### Excerpt
7.1          With respect to meetings of the board:

7.1.1      the directors may meet together at the places they see fit to dispatch business, adjourn and otherwise regulate their meetings and proceedings as they see fit provided that a minimum of fourteen (14) days’ notice of meetings shall be required if such notice is sent by mail;

7.1.2      the quorum shall be a majority of the directors then in office;

7.1.3      the President shall be chair of all meetings of the directors, but if at a meeting the President is not present within fifteen (15) minutes after the time appointed for the meeting, the President-Elect shall act as chair; but if neither is present the directors present may choose one of their number to be chair at that meeting;

7.1.4      a director may at any time, and the Secretary-Treasurer, on request of a director, shall convene a meeting of the directors; and

7.1.5      for the first meeting held immediately following the election of a director or directors at an annual or other general meeting of members, or for a meeting of the directors at which a director is appointed to fill a vacancy in the directors, it is not necessary to give notice of the meeting to the newly appointed or elected director or directors for the meeting to be constituted, if a quorum of the directors is present.

7.2          Questions arising at a meeting of the directors shall be decided by a majority of votes.

7.3          In case of an equality of votes the chair does not have a second or casting vote.

7.4          No resolution proposed at a meeting of directors need be seconded and the chair of a meeting may move or propose a resolution.

7.5          A resolution in writing, signed by all the directors and placed with the minutes of the directors is as valid and effective as if regularly passed at a meeting of directors.

7.6          If all directors consent thereto in advance, generally or in respect of a particular meeting, and all directors have equal access, a director may participate in a meeting of the board by means of a telephonic, electronic or other communication facility as permits all persons participating in the meeting to communicate with one another, and a director participating in such a meeting by such means is deemed to be present at the meeting.  The Secretary-Treasurer shall ensure each particular meeting is handled in a secure fashion.  Quorum shall be established by the Secretary-Treasurer at the beginning of each particular meeting by verbal roll call, where appropriate, or by such other reasonable measures as determined by the Secretary-Treasurer to accurately confirm attendance by the directors at the meeting.  Each vote cast by a director participating by telephonic, electronic or other communication facility shall be recorded in the minutes by the Secretary-Treasurer.

### Work instructions
Pull from the board meetings excerpt the stretch from "7.1.5      for the" through "directors is present.", copied word for word. The listing that follows is separate from the board meetings excerpt.

Extracted records:
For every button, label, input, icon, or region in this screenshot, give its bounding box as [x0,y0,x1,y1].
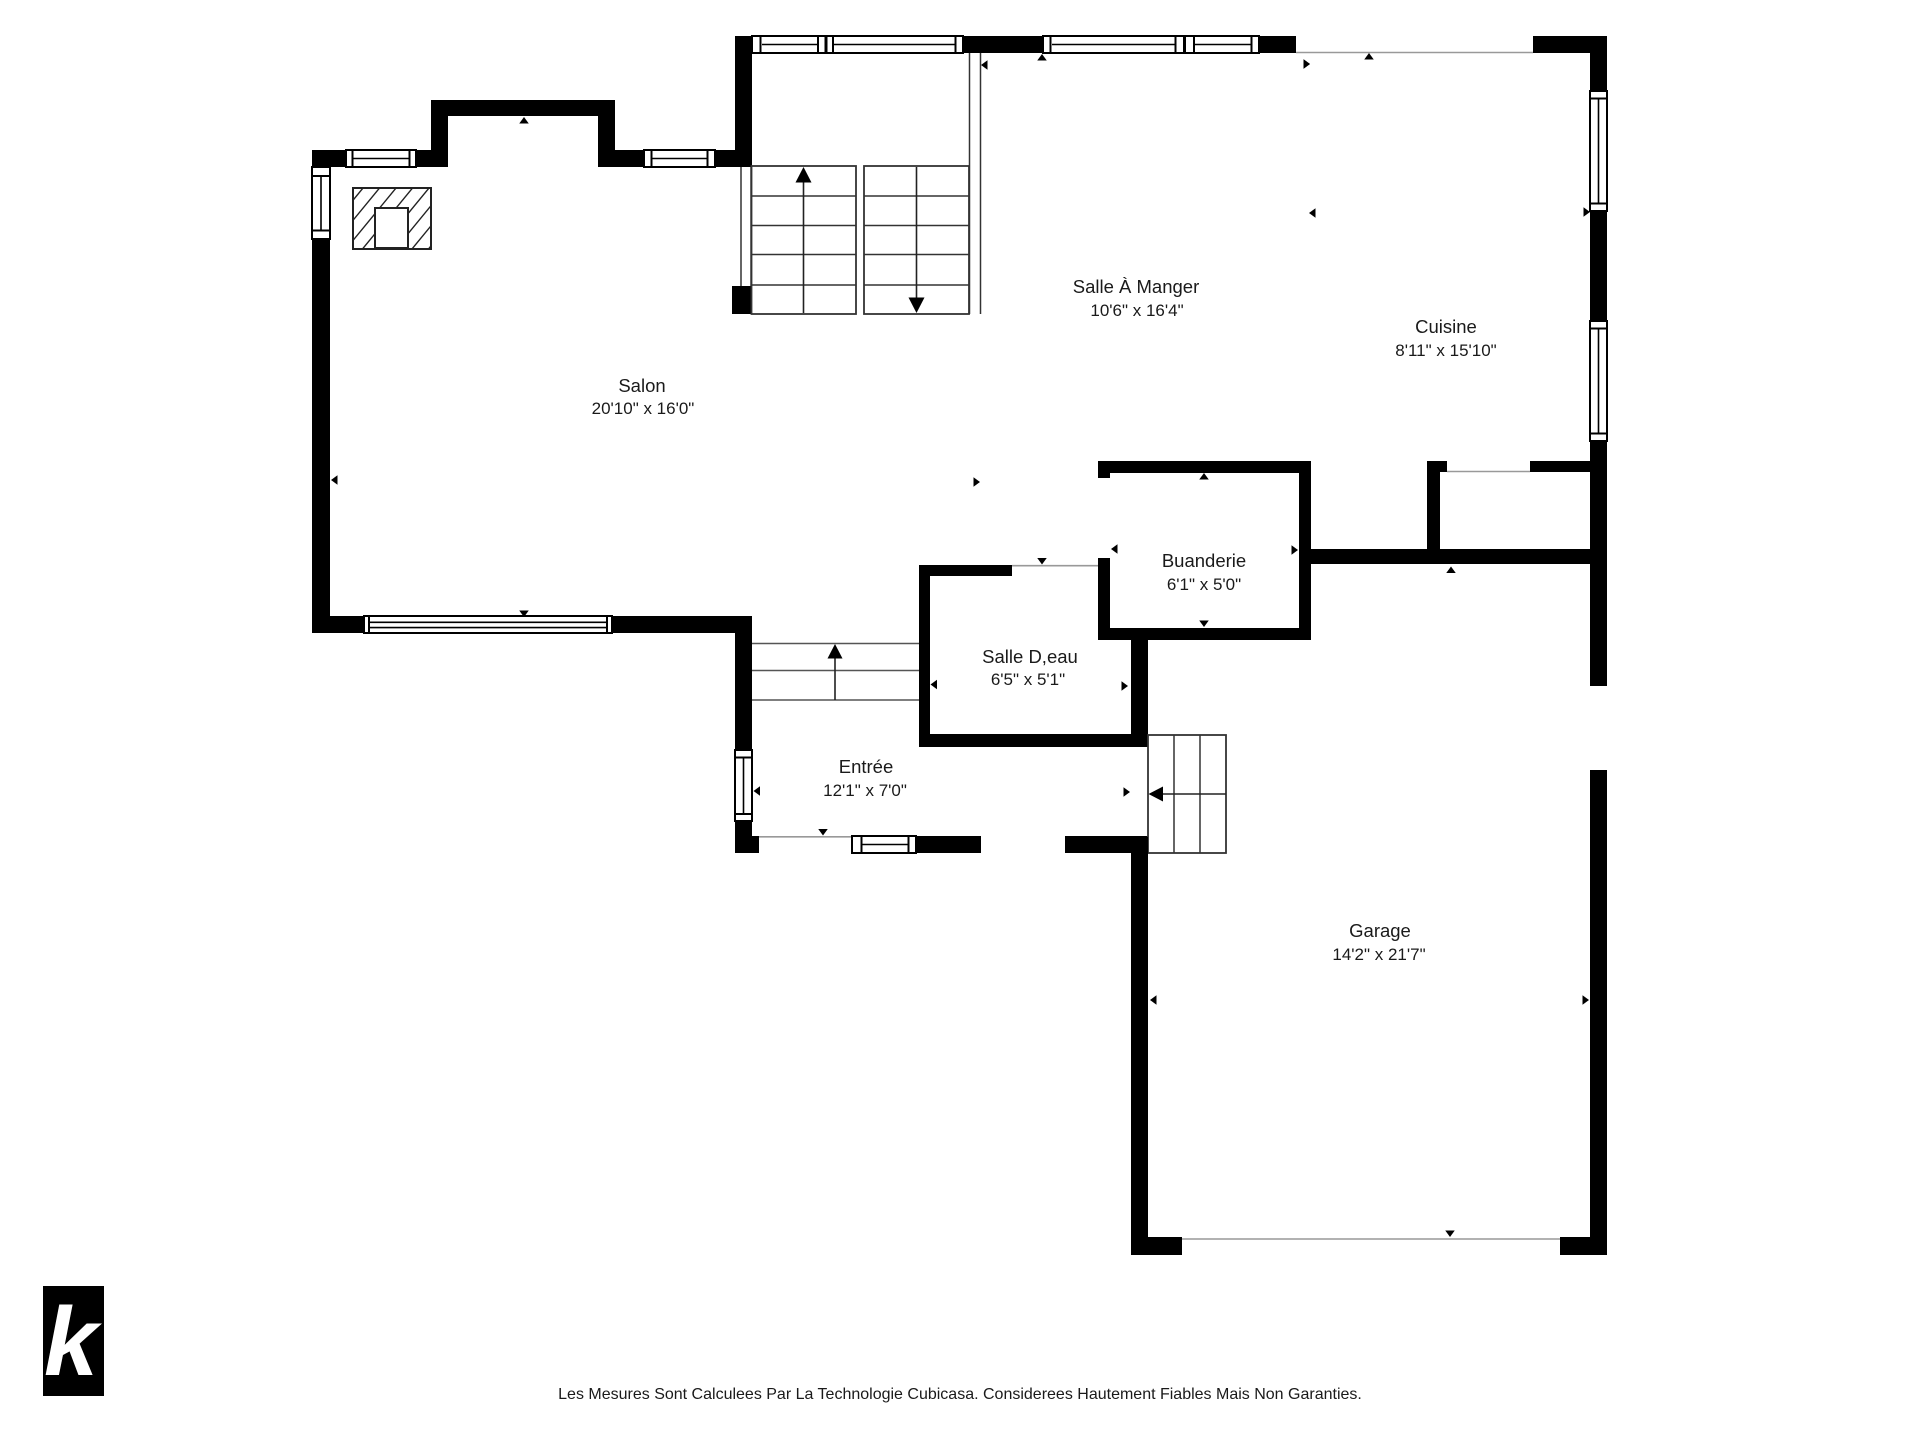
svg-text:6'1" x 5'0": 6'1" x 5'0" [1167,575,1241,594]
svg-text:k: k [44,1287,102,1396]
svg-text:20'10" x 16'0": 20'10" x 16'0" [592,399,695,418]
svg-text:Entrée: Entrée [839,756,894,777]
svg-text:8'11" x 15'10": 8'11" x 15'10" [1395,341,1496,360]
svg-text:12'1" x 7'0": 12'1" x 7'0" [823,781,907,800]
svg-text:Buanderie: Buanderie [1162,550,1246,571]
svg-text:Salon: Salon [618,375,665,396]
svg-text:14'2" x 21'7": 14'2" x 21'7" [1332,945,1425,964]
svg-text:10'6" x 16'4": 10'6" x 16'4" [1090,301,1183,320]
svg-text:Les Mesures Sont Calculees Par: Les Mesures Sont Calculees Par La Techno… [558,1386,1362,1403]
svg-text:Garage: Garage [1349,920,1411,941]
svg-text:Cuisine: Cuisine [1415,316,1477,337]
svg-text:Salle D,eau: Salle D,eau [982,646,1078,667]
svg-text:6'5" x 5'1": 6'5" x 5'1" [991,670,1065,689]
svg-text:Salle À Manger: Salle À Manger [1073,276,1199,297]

### Solved exercise
7.1.5      for the first meeting held immediately following the election of a director or directors at an annual or other general meeting of members, or for a meeting of the directors at which a director is appointed to fill a vacancy in the directors, it is not necessary to give notice of the meeting to the newly appointed or elected director or directors for the meeting to be constituted, if a quorum of the directors is present.